** Start **
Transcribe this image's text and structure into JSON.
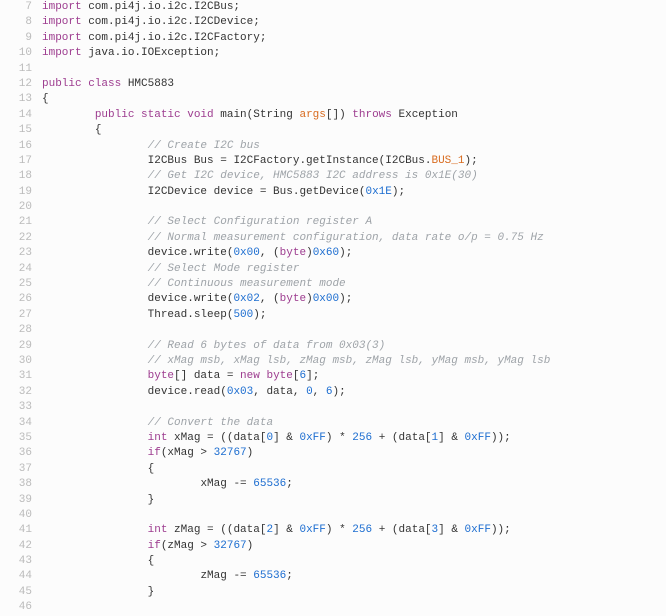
{
  "lines": [
    {
      "n": 7,
      "indent": 0,
      "tokens": [
        [
          "kw",
          "import"
        ],
        [
          "",
          " com.pi4j.io.i2c.I2CBus;"
        ]
      ]
    },
    {
      "n": 8,
      "indent": 0,
      "tokens": [
        [
          "kw",
          "import"
        ],
        [
          "",
          " com.pi4j.io.i2c.I2CDevice;"
        ]
      ]
    },
    {
      "n": 9,
      "indent": 0,
      "tokens": [
        [
          "kw",
          "import"
        ],
        [
          "",
          " com.pi4j.io.i2c.I2CFactory;"
        ]
      ]
    },
    {
      "n": 10,
      "indent": 0,
      "tokens": [
        [
          "kw",
          "import"
        ],
        [
          "",
          " java.io.IOException;"
        ]
      ]
    },
    {
      "n": 11,
      "indent": 0,
      "tokens": []
    },
    {
      "n": 12,
      "indent": 0,
      "tokens": [
        [
          "kw",
          "public class"
        ],
        [
          "",
          " HMC5883"
        ]
      ]
    },
    {
      "n": 13,
      "indent": 0,
      "tokens": [
        [
          "",
          "{"
        ]
      ]
    },
    {
      "n": 14,
      "indent": 2,
      "tokens": [
        [
          "kw",
          "public static void"
        ],
        [
          "",
          " main(String "
        ],
        [
          "param",
          "args"
        ],
        [
          "",
          "[]) "
        ],
        [
          "kw",
          "throws"
        ],
        [
          "",
          " Exception"
        ]
      ]
    },
    {
      "n": 15,
      "indent": 2,
      "tokens": [
        [
          "",
          "{"
        ]
      ]
    },
    {
      "n": 16,
      "indent": 4,
      "tokens": [
        [
          "com",
          "// Create I2C bus"
        ]
      ]
    },
    {
      "n": 17,
      "indent": 4,
      "tokens": [
        [
          "",
          "I2CBus Bus = I2CFactory.getInstance(I2CBus."
        ],
        [
          "ident",
          "BUS_1"
        ],
        [
          "",
          ");"
        ]
      ]
    },
    {
      "n": 18,
      "indent": 4,
      "tokens": [
        [
          "com",
          "// Get I2C device, HMC5883 I2C address is 0x1E(30)"
        ]
      ]
    },
    {
      "n": 19,
      "indent": 4,
      "tokens": [
        [
          "",
          "I2CDevice device = Bus.getDevice("
        ],
        [
          "num",
          "0x1E"
        ],
        [
          "",
          ");"
        ]
      ]
    },
    {
      "n": 20,
      "indent": 0,
      "tokens": []
    },
    {
      "n": 21,
      "indent": 4,
      "tokens": [
        [
          "com",
          "// Select Configuration register A"
        ]
      ]
    },
    {
      "n": 22,
      "indent": 4,
      "tokens": [
        [
          "com",
          "// Normal measurement configuration, data rate o/p = 0.75 Hz"
        ]
      ]
    },
    {
      "n": 23,
      "indent": 4,
      "tokens": [
        [
          "",
          "device.write("
        ],
        [
          "num",
          "0x00"
        ],
        [
          "",
          ", ("
        ],
        [
          "kw",
          "byte"
        ],
        [
          "",
          ")"
        ],
        [
          "num",
          "0x60"
        ],
        [
          "",
          ");"
        ]
      ]
    },
    {
      "n": 24,
      "indent": 4,
      "tokens": [
        [
          "com",
          "// Select Mode register"
        ]
      ]
    },
    {
      "n": 25,
      "indent": 4,
      "tokens": [
        [
          "com",
          "// Continuous measurement mode"
        ]
      ]
    },
    {
      "n": 26,
      "indent": 4,
      "tokens": [
        [
          "",
          "device.write("
        ],
        [
          "num",
          "0x02"
        ],
        [
          "",
          ", ("
        ],
        [
          "kw",
          "byte"
        ],
        [
          "",
          ")"
        ],
        [
          "num",
          "0x00"
        ],
        [
          "",
          ");"
        ]
      ]
    },
    {
      "n": 27,
      "indent": 4,
      "tokens": [
        [
          "",
          "Thread.sleep("
        ],
        [
          "num",
          "500"
        ],
        [
          "",
          ");"
        ]
      ]
    },
    {
      "n": 28,
      "indent": 0,
      "tokens": []
    },
    {
      "n": 29,
      "indent": 4,
      "tokens": [
        [
          "com",
          "// Read 6 bytes of data from 0x03(3)"
        ]
      ]
    },
    {
      "n": 30,
      "indent": 4,
      "tokens": [
        [
          "com",
          "// xMag msb, xMag lsb, zMag msb, zMag lsb, yMag msb, yMag lsb"
        ]
      ]
    },
    {
      "n": 31,
      "indent": 4,
      "tokens": [
        [
          "kw",
          "byte"
        ],
        [
          "",
          "[] data = "
        ],
        [
          "kw",
          "new"
        ],
        [
          "",
          " "
        ],
        [
          "kw",
          "byte"
        ],
        [
          "",
          "["
        ],
        [
          "num",
          "6"
        ],
        [
          "",
          "];"
        ]
      ]
    },
    {
      "n": 32,
      "indent": 4,
      "tokens": [
        [
          "",
          "device.read("
        ],
        [
          "num",
          "0x03"
        ],
        [
          "",
          ", data, "
        ],
        [
          "num",
          "0"
        ],
        [
          "",
          ", "
        ],
        [
          "num",
          "6"
        ],
        [
          "",
          ");"
        ]
      ]
    },
    {
      "n": 33,
      "indent": 0,
      "tokens": []
    },
    {
      "n": 34,
      "indent": 4,
      "tokens": [
        [
          "com",
          "// Convert the data"
        ]
      ]
    },
    {
      "n": 35,
      "indent": 4,
      "tokens": [
        [
          "kw",
          "int"
        ],
        [
          "",
          " xMag = ((data["
        ],
        [
          "num",
          "0"
        ],
        [
          "",
          "] & "
        ],
        [
          "num",
          "0xFF"
        ],
        [
          "",
          ") * "
        ],
        [
          "num",
          "256"
        ],
        [
          "",
          " + (data["
        ],
        [
          "num",
          "1"
        ],
        [
          "",
          "] & "
        ],
        [
          "num",
          "0xFF"
        ],
        [
          "",
          "));"
        ]
      ]
    },
    {
      "n": 36,
      "indent": 4,
      "tokens": [
        [
          "kw",
          "if"
        ],
        [
          "",
          "(xMag > "
        ],
        [
          "num",
          "32767"
        ],
        [
          "",
          ")"
        ]
      ]
    },
    {
      "n": 37,
      "indent": 4,
      "tokens": [
        [
          "",
          "{"
        ]
      ]
    },
    {
      "n": 38,
      "indent": 6,
      "tokens": [
        [
          "",
          "xMag -= "
        ],
        [
          "num",
          "65536"
        ],
        [
          "",
          ";"
        ]
      ]
    },
    {
      "n": 39,
      "indent": 4,
      "tokens": [
        [
          "",
          "}"
        ]
      ]
    },
    {
      "n": 40,
      "indent": 0,
      "tokens": []
    },
    {
      "n": 41,
      "indent": 4,
      "tokens": [
        [
          "kw",
          "int"
        ],
        [
          "",
          " zMag = ((data["
        ],
        [
          "num",
          "2"
        ],
        [
          "",
          "] & "
        ],
        [
          "num",
          "0xFF"
        ],
        [
          "",
          ") * "
        ],
        [
          "num",
          "256"
        ],
        [
          "",
          " + (data["
        ],
        [
          "num",
          "3"
        ],
        [
          "",
          "] & "
        ],
        [
          "num",
          "0xFF"
        ],
        [
          "",
          "));"
        ]
      ]
    },
    {
      "n": 42,
      "indent": 4,
      "tokens": [
        [
          "kw",
          "if"
        ],
        [
          "",
          "(zMag > "
        ],
        [
          "num",
          "32767"
        ],
        [
          "",
          ")"
        ]
      ]
    },
    {
      "n": 43,
      "indent": 4,
      "tokens": [
        [
          "",
          "{"
        ]
      ]
    },
    {
      "n": 44,
      "indent": 6,
      "tokens": [
        [
          "",
          "zMag -= "
        ],
        [
          "num",
          "65536"
        ],
        [
          "",
          ";"
        ]
      ]
    },
    {
      "n": 45,
      "indent": 4,
      "tokens": [
        [
          "",
          "}"
        ]
      ]
    },
    {
      "n": 46,
      "indent": 0,
      "tokens": []
    }
  ]
}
** End **
● **Required task**
Gather each line in the entries above where the string "measurement" is found.

● **The response**
          "// Normal measurement configuration, data rate o/p = 0.75 Hz"
          "// Continuous measurement mode"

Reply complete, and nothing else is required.